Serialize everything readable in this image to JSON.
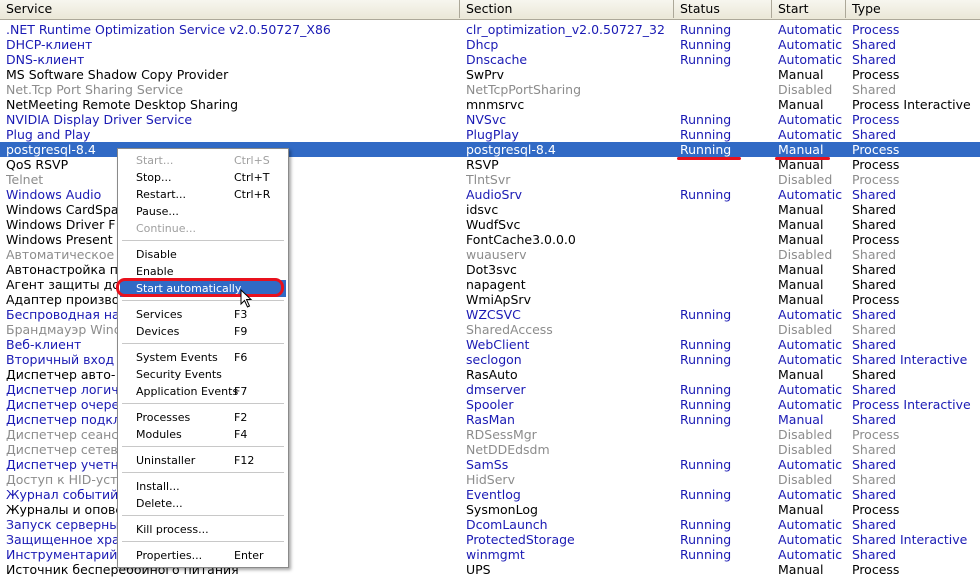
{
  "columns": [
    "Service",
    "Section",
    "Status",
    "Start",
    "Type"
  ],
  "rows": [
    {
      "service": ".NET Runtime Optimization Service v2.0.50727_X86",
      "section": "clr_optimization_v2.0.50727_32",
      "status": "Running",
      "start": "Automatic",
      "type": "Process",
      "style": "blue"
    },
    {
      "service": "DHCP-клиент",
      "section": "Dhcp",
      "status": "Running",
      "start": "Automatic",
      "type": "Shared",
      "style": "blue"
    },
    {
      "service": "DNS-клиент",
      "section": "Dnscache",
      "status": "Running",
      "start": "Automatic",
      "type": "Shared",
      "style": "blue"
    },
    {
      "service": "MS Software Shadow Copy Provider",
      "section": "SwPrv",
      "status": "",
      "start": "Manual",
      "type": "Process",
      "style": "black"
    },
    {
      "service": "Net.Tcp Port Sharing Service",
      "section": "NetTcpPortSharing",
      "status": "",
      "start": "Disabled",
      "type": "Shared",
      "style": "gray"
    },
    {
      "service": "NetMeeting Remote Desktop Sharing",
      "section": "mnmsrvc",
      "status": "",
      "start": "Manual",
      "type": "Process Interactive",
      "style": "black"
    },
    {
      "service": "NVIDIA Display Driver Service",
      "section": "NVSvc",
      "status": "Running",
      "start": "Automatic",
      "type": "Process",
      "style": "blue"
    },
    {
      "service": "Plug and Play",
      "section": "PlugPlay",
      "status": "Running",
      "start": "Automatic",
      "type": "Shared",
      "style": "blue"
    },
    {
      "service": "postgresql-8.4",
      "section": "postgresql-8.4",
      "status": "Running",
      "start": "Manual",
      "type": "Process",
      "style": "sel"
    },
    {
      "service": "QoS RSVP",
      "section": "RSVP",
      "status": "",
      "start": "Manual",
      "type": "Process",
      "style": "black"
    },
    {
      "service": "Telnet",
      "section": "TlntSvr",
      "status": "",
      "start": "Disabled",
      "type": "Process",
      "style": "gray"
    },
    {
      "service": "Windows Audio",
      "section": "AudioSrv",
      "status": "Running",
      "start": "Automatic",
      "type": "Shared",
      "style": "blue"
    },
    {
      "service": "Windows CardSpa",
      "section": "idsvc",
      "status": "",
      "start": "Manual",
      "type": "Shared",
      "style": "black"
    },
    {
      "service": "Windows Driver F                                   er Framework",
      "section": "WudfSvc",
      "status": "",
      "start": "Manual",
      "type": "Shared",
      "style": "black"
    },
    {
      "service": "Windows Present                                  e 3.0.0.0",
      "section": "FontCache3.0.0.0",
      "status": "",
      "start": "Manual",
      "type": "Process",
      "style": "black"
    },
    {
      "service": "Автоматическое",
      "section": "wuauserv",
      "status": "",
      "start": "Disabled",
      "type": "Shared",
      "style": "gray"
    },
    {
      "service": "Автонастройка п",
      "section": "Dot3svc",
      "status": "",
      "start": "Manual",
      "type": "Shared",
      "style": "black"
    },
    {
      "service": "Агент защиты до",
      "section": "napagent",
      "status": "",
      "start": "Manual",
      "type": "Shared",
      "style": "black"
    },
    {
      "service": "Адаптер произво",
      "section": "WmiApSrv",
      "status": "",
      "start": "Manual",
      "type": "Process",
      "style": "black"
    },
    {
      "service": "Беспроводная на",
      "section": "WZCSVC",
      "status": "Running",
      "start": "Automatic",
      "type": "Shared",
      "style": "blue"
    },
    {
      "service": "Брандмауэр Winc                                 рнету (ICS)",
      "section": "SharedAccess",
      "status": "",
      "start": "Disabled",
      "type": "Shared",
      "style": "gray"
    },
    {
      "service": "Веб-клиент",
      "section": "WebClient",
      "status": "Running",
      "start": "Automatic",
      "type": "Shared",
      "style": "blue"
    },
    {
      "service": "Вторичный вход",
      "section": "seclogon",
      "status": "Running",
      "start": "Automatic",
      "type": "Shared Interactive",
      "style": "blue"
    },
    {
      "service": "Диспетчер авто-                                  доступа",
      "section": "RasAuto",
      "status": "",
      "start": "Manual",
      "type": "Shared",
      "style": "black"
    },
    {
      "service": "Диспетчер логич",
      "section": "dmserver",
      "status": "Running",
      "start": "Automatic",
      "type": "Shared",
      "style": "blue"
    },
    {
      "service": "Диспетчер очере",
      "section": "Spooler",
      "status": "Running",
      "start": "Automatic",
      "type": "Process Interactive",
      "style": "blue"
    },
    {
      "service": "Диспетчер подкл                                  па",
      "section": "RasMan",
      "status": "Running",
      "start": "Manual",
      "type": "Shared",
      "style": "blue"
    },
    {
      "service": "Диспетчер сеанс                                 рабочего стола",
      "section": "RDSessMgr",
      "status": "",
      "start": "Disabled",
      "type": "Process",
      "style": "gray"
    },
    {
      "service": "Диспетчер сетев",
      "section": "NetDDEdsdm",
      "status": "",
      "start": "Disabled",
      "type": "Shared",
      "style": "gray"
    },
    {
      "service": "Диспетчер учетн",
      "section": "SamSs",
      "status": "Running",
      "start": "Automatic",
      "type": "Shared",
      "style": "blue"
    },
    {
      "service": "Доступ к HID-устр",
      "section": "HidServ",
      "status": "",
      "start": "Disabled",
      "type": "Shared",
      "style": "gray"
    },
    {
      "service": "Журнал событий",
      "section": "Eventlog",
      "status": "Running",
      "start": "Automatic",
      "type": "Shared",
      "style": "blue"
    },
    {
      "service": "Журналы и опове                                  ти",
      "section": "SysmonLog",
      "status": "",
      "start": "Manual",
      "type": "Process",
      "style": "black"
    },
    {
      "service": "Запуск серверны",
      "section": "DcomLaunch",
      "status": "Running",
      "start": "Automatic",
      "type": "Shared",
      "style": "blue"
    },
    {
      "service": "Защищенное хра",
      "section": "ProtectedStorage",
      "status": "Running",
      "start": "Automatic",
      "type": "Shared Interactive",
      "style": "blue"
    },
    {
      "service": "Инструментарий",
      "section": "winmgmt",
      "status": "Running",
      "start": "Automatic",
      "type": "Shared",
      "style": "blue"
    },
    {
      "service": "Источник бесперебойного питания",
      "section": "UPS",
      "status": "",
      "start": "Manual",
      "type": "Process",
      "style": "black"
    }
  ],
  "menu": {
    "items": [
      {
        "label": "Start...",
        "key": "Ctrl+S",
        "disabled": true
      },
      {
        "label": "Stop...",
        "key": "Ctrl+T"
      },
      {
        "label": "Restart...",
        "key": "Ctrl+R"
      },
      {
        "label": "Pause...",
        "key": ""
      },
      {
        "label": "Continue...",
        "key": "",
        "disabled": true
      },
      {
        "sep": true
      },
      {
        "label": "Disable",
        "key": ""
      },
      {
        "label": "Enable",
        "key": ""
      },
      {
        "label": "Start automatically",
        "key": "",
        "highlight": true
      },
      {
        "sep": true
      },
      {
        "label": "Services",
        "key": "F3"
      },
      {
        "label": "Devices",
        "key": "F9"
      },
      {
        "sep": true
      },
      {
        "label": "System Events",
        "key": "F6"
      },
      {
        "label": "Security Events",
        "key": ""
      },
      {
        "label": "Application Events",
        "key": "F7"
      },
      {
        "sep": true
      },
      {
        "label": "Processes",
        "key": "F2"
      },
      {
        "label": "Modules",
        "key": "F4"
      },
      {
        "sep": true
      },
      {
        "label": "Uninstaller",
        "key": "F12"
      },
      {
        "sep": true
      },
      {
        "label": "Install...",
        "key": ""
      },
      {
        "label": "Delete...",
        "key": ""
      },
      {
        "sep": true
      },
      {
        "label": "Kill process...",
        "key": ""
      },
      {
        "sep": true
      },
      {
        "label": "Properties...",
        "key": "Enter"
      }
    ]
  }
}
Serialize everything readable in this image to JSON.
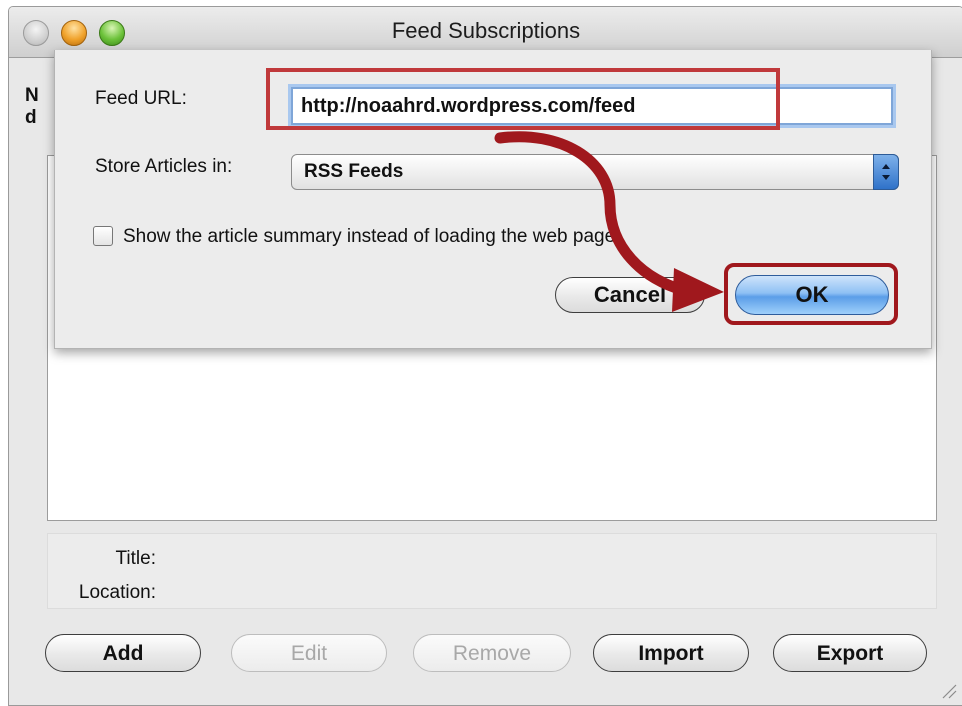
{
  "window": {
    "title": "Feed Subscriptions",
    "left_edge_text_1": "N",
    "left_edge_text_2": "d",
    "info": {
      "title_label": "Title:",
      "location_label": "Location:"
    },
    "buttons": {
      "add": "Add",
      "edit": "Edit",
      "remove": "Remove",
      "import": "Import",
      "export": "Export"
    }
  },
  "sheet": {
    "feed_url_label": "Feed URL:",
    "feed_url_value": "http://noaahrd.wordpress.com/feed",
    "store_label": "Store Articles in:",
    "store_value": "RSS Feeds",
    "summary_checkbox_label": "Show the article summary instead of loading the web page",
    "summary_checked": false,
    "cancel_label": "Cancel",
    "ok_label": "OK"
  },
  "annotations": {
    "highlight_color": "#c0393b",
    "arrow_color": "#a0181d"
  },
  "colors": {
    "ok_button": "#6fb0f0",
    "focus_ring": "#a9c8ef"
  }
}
.....
Problem details: Pull out all lines of the data with the string "Events".

The reply:
        "label": "System Events",
        "label": "Security Events",
        "label": "Application Events",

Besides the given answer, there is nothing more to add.